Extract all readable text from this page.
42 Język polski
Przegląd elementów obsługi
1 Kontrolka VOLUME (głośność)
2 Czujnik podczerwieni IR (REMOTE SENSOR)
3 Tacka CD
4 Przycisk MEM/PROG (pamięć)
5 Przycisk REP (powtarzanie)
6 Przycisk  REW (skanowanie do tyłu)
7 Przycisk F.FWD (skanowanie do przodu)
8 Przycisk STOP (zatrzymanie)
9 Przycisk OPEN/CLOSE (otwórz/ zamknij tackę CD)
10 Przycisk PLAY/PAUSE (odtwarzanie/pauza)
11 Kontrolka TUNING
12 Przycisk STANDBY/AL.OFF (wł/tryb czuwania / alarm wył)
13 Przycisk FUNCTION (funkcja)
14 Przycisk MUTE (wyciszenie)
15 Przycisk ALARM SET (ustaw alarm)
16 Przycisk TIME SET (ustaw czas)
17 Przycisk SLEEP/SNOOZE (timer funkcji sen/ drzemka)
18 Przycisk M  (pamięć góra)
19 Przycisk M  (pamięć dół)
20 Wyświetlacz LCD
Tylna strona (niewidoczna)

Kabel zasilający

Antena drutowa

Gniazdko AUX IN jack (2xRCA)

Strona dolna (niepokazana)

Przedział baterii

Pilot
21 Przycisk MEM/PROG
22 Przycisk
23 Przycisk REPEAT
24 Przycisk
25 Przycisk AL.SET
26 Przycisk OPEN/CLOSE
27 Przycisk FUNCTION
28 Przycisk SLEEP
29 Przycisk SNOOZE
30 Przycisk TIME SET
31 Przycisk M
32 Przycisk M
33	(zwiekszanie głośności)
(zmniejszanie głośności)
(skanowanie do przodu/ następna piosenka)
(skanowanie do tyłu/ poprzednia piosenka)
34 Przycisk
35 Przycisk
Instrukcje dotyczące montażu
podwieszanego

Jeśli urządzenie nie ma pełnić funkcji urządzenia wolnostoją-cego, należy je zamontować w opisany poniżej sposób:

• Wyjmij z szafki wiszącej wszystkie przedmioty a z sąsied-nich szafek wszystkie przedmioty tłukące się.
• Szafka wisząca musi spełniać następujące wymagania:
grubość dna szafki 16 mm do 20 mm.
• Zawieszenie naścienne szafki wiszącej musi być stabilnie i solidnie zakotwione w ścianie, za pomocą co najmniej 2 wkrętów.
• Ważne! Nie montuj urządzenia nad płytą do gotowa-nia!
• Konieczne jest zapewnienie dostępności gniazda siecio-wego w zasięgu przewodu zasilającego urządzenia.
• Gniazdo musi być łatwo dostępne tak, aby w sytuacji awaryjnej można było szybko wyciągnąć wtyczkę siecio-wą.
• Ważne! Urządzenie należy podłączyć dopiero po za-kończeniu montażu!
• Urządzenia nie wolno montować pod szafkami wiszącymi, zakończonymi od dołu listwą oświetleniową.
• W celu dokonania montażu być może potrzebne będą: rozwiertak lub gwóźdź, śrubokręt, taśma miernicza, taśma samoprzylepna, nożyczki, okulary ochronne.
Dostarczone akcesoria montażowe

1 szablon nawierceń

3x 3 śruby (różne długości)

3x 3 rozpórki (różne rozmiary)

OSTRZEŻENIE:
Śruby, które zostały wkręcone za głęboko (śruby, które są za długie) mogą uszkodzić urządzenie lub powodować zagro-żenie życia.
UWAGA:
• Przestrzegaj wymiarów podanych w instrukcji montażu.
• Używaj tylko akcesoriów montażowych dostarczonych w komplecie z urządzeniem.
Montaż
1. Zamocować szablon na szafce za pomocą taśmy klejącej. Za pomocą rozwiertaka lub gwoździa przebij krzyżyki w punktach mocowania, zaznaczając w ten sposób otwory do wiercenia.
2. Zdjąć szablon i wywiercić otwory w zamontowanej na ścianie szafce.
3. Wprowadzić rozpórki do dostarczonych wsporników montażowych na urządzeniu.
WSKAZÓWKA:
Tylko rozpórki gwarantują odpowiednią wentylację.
----
WHAT IS NEEDED:
Each line in the data that holds the string "SLEEP" should be found and copied.

OUTPUT FOR THIS TASK:
17 Przycisk SLEEP/SNOOZE (timer funkcji sen/ drzemka)
28 Przycisk SLEEP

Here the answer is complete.